> [PROBLEM TO WORK ON]:
Each line below should be retyped exactly, with no pictures.

> [SOURCE DATA]:
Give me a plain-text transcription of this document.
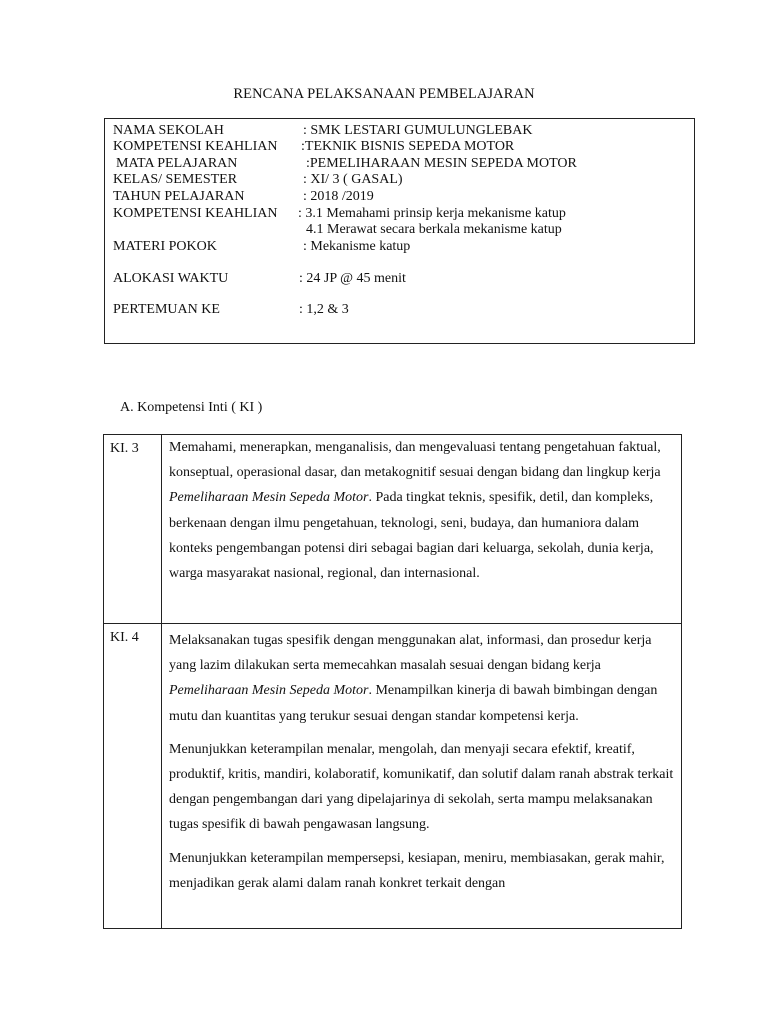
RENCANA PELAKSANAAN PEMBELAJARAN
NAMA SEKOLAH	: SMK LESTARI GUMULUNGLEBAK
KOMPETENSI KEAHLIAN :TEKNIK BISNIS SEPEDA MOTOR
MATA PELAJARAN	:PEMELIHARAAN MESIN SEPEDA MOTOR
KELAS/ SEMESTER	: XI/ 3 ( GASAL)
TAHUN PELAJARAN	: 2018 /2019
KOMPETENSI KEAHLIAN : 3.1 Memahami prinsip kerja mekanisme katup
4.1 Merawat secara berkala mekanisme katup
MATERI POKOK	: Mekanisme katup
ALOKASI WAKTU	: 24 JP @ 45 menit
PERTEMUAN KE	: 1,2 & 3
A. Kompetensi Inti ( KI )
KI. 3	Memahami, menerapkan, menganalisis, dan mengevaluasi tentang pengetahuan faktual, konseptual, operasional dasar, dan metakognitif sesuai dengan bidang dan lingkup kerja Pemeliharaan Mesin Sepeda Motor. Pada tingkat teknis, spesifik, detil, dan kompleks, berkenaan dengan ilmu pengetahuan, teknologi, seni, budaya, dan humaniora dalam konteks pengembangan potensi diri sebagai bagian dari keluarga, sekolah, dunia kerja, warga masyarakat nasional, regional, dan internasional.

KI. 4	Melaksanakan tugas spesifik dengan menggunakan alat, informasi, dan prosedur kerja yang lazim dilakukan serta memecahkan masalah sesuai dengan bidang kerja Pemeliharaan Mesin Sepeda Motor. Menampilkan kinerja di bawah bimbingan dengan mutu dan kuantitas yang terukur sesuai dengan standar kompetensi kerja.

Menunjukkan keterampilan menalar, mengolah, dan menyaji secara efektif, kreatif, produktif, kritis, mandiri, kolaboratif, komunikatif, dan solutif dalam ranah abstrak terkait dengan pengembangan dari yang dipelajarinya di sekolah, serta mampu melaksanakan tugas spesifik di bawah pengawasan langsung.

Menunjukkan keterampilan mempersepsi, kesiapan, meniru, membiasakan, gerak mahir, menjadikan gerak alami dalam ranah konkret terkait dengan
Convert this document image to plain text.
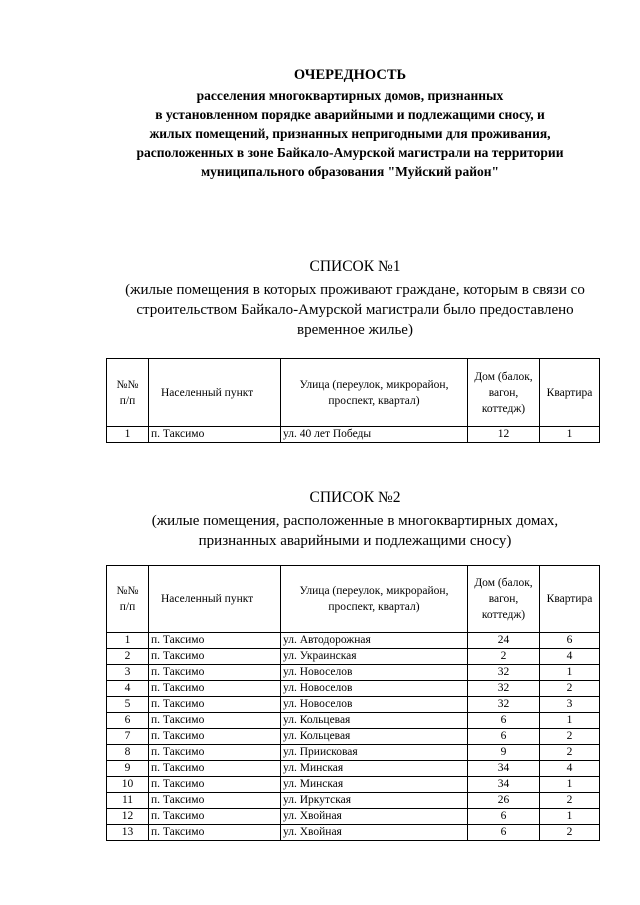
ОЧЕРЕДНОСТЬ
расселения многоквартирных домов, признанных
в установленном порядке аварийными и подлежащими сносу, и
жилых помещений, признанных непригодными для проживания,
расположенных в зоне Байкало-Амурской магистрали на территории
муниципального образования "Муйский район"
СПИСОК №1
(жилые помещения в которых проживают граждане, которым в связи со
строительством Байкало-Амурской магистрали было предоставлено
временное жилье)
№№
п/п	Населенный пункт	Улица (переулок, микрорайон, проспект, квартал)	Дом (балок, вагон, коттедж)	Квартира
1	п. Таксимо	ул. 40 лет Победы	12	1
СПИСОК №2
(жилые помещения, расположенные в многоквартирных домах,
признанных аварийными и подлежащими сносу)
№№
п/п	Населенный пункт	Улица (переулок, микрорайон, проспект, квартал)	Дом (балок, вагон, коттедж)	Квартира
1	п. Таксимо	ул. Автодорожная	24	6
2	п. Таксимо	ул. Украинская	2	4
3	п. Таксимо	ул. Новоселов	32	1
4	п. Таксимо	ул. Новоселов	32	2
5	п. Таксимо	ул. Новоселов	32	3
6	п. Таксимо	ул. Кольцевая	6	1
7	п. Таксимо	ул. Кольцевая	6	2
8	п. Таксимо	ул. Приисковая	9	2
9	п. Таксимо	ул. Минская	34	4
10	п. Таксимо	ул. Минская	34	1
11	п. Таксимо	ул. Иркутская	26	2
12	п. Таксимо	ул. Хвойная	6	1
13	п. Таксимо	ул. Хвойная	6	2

> [TASK ANSWER]:
Give me a plain-text transcription of this document.
RENCANA PELAKSANAAN PEMBELAJARAN
NAMA SEKOLAH	: SMK LESTARI GUMULUNGLEBAK
KOMPETENSI KEAHLIAN :TEKNIK BISNIS SEPEDA MOTOR
MATA PELAJARAN	:PEMELIHARAAN MESIN SEPEDA MOTOR
KELAS/ SEMESTER	: XI/ 3 ( GASAL)
TAHUN PELAJARAN	: 2018 /2019
KOMPETENSI KEAHLIAN : 3.1 Memahami prinsip kerja mekanisme katup
4.1 Merawat secara berkala mekanisme katup
MATERI POKOK	: Mekanisme katup
ALOKASI WAKTU	: 24 JP @ 45 menit
PERTEMUAN KE	: 1,2 & 3
A. Kompetensi Inti ( KI )
KI. 3	Memahami, menerapkan, menganalisis, dan mengevaluasi tentang pengetahuan faktual, konseptual, operasional dasar, dan metakognitif sesuai dengan bidang dan lingkup kerja Pemeliharaan Mesin Sepeda Motor. Pada tingkat teknis, spesifik, detil, dan kompleks, berkenaan dengan ilmu pengetahuan, teknologi, seni, budaya, dan humaniora dalam konteks pengembangan potensi diri sebagai bagian dari keluarga, sekolah, dunia kerja, warga masyarakat nasional, regional, dan internasional.

KI. 4	Melaksanakan tugas spesifik dengan menggunakan alat, informasi, dan prosedur kerja yang lazim dilakukan serta memecahkan masalah sesuai dengan bidang kerja Pemeliharaan Mesin Sepeda Motor. Menampilkan kinerja di bawah bimbingan dengan mutu dan kuantitas yang terukur sesuai dengan standar kompetensi kerja.

Menunjukkan keterampilan menalar, mengolah, dan menyaji secara efektif, kreatif, produktif, kritis, mandiri, kolaboratif, komunikatif, dan solutif dalam ranah abstrak terkait dengan pengembangan dari yang dipelajarinya di sekolah, serta mampu melaksanakan tugas spesifik di bawah pengawasan langsung.

Menunjukkan keterampilan mempersepsi, kesiapan, meniru, membiasakan, gerak mahir, menjadikan gerak alami dalam ranah konkret terkait dengan
Convert this document image to plain text.
ОЧЕРЕДНОСТЬ
расселения многоквартирных домов, признанных
в установленном порядке аварийными и подлежащими сносу, и
жилых помещений, признанных непригодными для проживания,
расположенных в зоне Байкало-Амурской магистрали на территории
муниципального образования "Муйский район"
СПИСОК №1
(жилые помещения в которых проживают граждане, которым в связи со
строительством Байкало-Амурской магистрали было предоставлено
временное жилье)
№№
п/п	Населенный пункт	Улица (переулок, микрорайон, проспект, квартал)	Дом (балок, вагон, коттедж)	Квартира
1	п. Таксимо	ул. 40 лет Победы	12	1
СПИСОК №2
(жилые помещения, расположенные в многоквартирных домах,
признанных аварийными и подлежащими сносу)
№№
п/п	Населенный пункт	Улица (переулок, микрорайон, проспект, квартал)	Дом (балок, вагон, коттедж)	Квартира
1	п. Таксимо	ул. Автодорожная	24	6
2	п. Таксимо	ул. Украинская	2	4
3	п. Таксимо	ул. Новоселов	32	1
4	п. Таксимо	ул. Новоселов	32	2
5	п. Таксимо	ул. Новоселов	32	3
6	п. Таксимо	ул. Кольцевая	6	1
7	п. Таксимо	ул. Кольцевая	6	2
8	п. Таксимо	ул. Приисковая	9	2
9	п. Таксимо	ул. Минская	34	4
10	п. Таксимо	ул. Минская	34	1
11	п. Таксимо	ул. Иркутская	26	2
12	п. Таксимо	ул. Хвойная	6	1
13	п. Таксимо	ул. Хвойная	6	2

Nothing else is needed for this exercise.